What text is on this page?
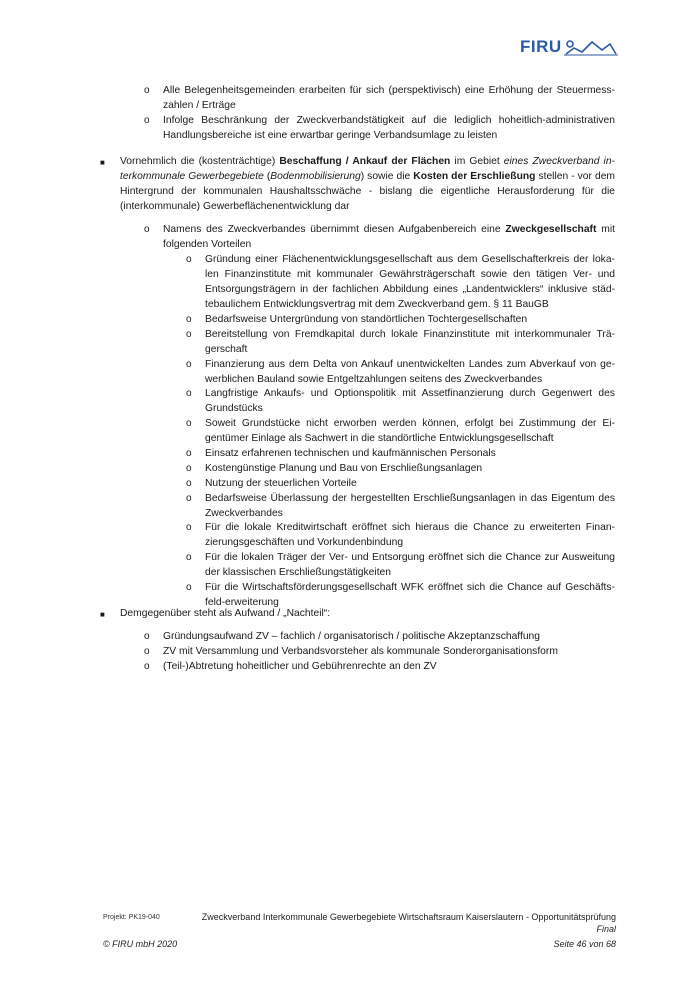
FIRU
o Alle Belegenheitsgemeinden erarbeiten für sich (perspektivisch) eine Erhöhung der Steuermess-zahlen / Erträge
o Infolge Beschränkung der Zweckverbandstätigkeit auf die lediglich hoheitlich-administrativen Handlungsbereiche ist eine erwartbar geringe Verbandsumlage zu leisten
■ Vornehmlich die (kostenträchtige) Beschaffung / Ankauf der Flächen im Gebiet eines Zweckverband in-terkommunale Gewerbegebiete (Bodenmobilisierung) sowie die Kosten der Erschließung stellen - vor dem Hintergrund der kommunalen Haushaltsschwäche - bislang die eigentliche Herausforderung für die (interkommunale) Gewerbeflächenentwicklung dar
o Namens des Zweckverbandes übernimmt diesen Aufgabenbereich eine Zweckgesellschaft mit folgenden Vorteilen
o Gründung einer Flächenentwicklungsgesellschaft aus dem Gesellschafterkreis der loka-len Finanzinstitute mit kommunaler Gewährsträgerschaft sowie den tätigen Ver- und Entsorgungsträgern in der fachlichen Abbildung eines „Landentwicklers“ inklusive städ-tebaulichem Entwicklungsvertrag mit dem Zweckverband gem. § 11 BauGB
o Bedarfsweise Untergründung von standörtlichen Tochtergesellschaften
o Bereitstellung von Fremdkapital durch lokale Finanzinstitute mit interkommunaler Trä-gerschaft
o Finanzierung aus dem Delta von Ankauf unentwickelten Landes zum Abverkauf von ge-werblichen Bauland sowie Entgeltzahlungen seitens des Zweckverbandes
o Langfristige Ankaufs- und Optionspolitik mit Assetfinanzierung durch Gegenwert des Grundstücks
o Soweit Grundstücke nicht erworben werden können, erfolgt bei Zustimmung der Ei-gentümer Einlage als Sachwert in die standörtliche Entwicklungsgesellschaft
o Einsatz erfahrenen technischen und kaufmännischen Personals
o Kostengünstige Planung und Bau von Erschließungsanlagen
o Nutzung der steuerlichen Vorteile
o Bedarfsweise Überlassung der hergestellten Erschließungsanlagen in das Eigentum des Zweckverbandes
o Für die lokale Kreditwirtschaft eröffnet sich hieraus die Chance zu erweiterten Finan-zierungsgeschäften und Vorkundenbindung
o Für die lokalen Träger der Ver- und Entsorgung eröffnet sich die Chance zur Ausweitung der klassischen Erschließungstätigkeiten
o Für die Wirtschaftsförderungsgesellschaft WFK eröffnet sich die Chance auf Geschäfts-feld-erweiterung
■ Demgegenüber steht als Aufwand / „Nachteil“:
o Gründungsaufwand ZV – fachlich / organisatorisch / politische Akzeptanzschaffung
o ZV mit Versammlung und Verbandsvorsteher als kommunale Sonderorganisationsform
o (Teil-)Abtretung hoheitlicher und Gebührenrechte an den ZV
Projekt: PK19-040	Zweckverband Interkommunale Gewerbegebiete Wirtschaftsraum Kaiserslautern - Opportunitätsprüfung
Final
© FIRU mbH 2020	Seite 46 von 68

STATED GOAL: Filter the listing for the word "Chance" and copy every line that holds it.

SOLUTION TO THIS PROBLEM:
o Für die lokale Kreditwirtschaft eröffnet sich hieraus die Chance zu erweiterten Finan-zierungsgeschäften und Vorkundenbindung
o Für die lokalen Träger der Ver- und Entsorgung eröffnet sich die Chance zur Ausweitung der klassischen Erschließungstätigkeiten
o Für die Wirtschaftsförderungsgesellschaft WFK eröffnet sich die Chance auf Geschäfts-feld-erweiterung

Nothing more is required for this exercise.